Directions: Answer with a single number: the count of lines that include the string "Приложение".

(Extracted data entries)
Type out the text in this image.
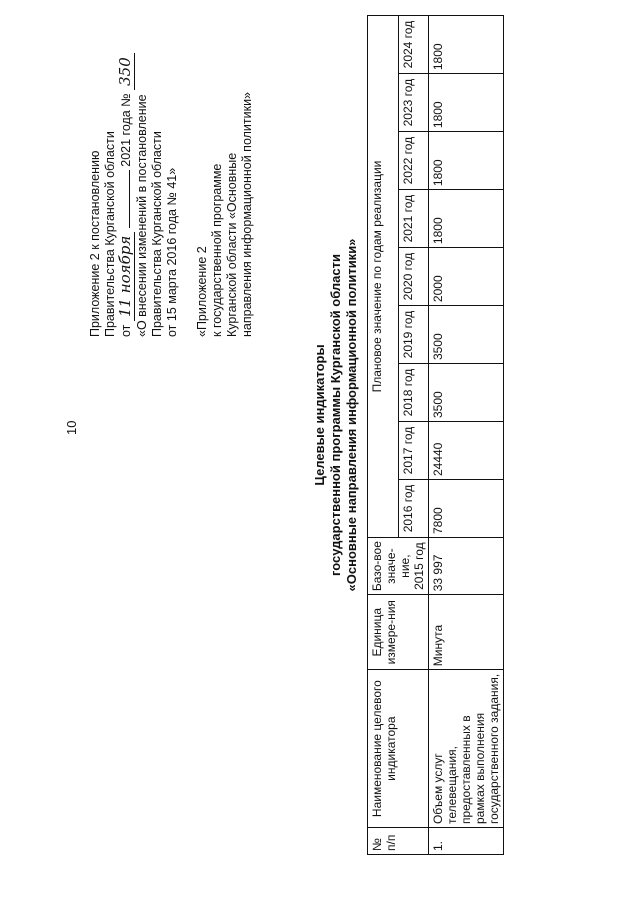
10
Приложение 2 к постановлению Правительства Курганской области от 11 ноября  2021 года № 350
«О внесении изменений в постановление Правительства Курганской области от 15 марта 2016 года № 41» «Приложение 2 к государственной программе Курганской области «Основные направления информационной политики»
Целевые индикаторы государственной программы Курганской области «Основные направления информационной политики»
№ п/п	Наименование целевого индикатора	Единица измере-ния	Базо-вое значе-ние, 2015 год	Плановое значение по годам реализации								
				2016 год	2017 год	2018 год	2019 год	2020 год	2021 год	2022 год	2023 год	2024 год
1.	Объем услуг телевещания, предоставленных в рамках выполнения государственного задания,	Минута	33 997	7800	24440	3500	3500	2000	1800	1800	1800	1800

Task answer: 2